◆ **Exercise**
Of all the lines in the data below, how many contain "Read"? Report that number alone.

◆ **Data shown**

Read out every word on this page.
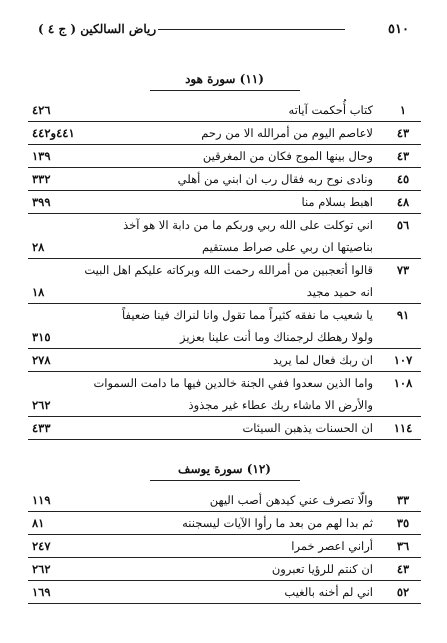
٥١٠
رياض السالكين ( ج ٤ )
(١١) سورة هود
١
كتاب أُحكمت آياته
٤٢٦
٤٣
لاعاصم اليوم من أمرالله الا من رحم
٤٤١و٤٤٢
٤٣
وحال بينها الموج فكان من المغرقين
١٣٩
٤٥
ونادى نوح ربه فقال رب ان ابني من أهلي
٣٣٢
٤٨
اهبط بسلام منا
٣٩٩
٥٦
اني توكلت على الله ربي وربكم ما من دابة الا هو آخذ
بناصيتها ان ربي على صراط مستقيم
٢٨
٧٣
قالوا أتعجبين من أمرالله رحمت الله وبركاته عليكم اهل البيت
انه حميد مجيد
١٨
٩١
يا شعيب ما نفقه كثيراً مما تقول وانا لنراك فينا ضعيفاً
ولولا رهطك لرجمناك وما أنت علينا بعزيز
٣١٥
١٠٧
ان ربك فعال لما يريد
٢٧٨
١٠٨
واما الذين سعدوا ففي الجنة خالدين فيها ما دامت السموات
والأرض الا ماشاء ربك عطاء غير مجذوذ
٢٦٢
١١٤
ان الحسنات يذهبن السيئات
٤٣٣
(١٢) سورة يوسف
٣٣
والّا تصرف عني كيدهن أصب اليهن
١١٩
٣٥
ثم بدا لهم من بعد ما رأوا الآيات ليسجننه
٨١
٣٦
أراني اعصر خمرا
٢٤٧
٤٣
ان كنتم للرؤيا تعبرون
٢٦٢
٥٢
اني لم أخنه بالغيب
١٦٩
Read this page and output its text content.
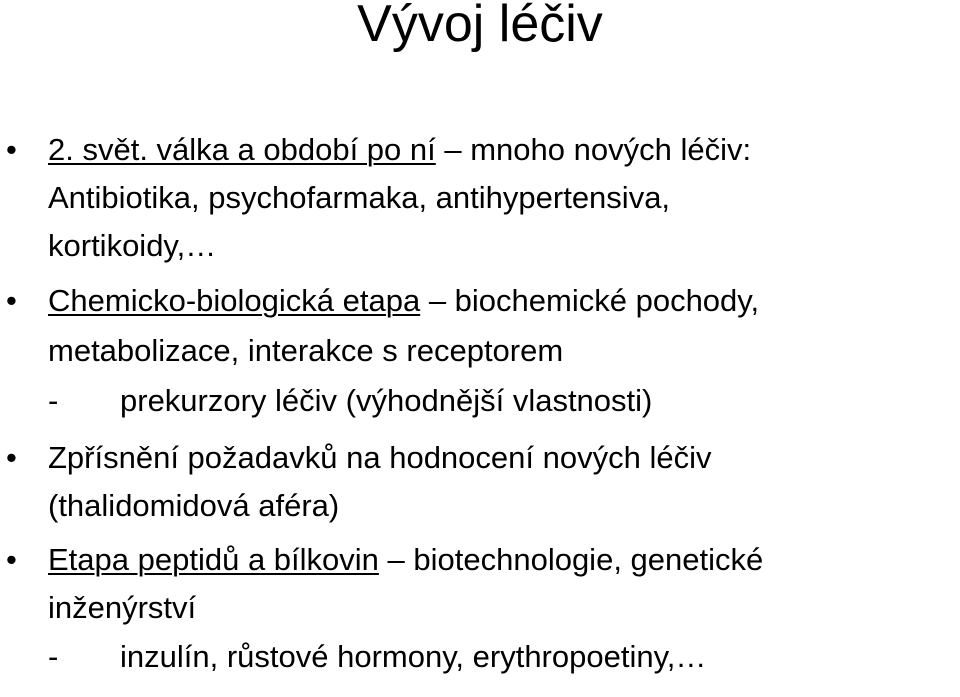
Vývoj léčiv
•
2. svět. válka a období po ní – mnoho nových léčiv:
Antibiotika, psychofarmaka, antihypertensiva,
kortikoidy,…
•
Chemicko-biologická etapa – biochemické pochody,
metabolizace, interakce s receptorem
- prekurzory léčiv (výhodnější vlastnosti)
•
Zpřísnění požadavků na hodnocení nových léčiv
(thalidomidová aféra)
•
Etapa peptidů a bílkovin – biotechnologie, genetické
inženýrství
- inzulín, růstové hormony, erythropoetiny,…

◆ **Exercise answer**
2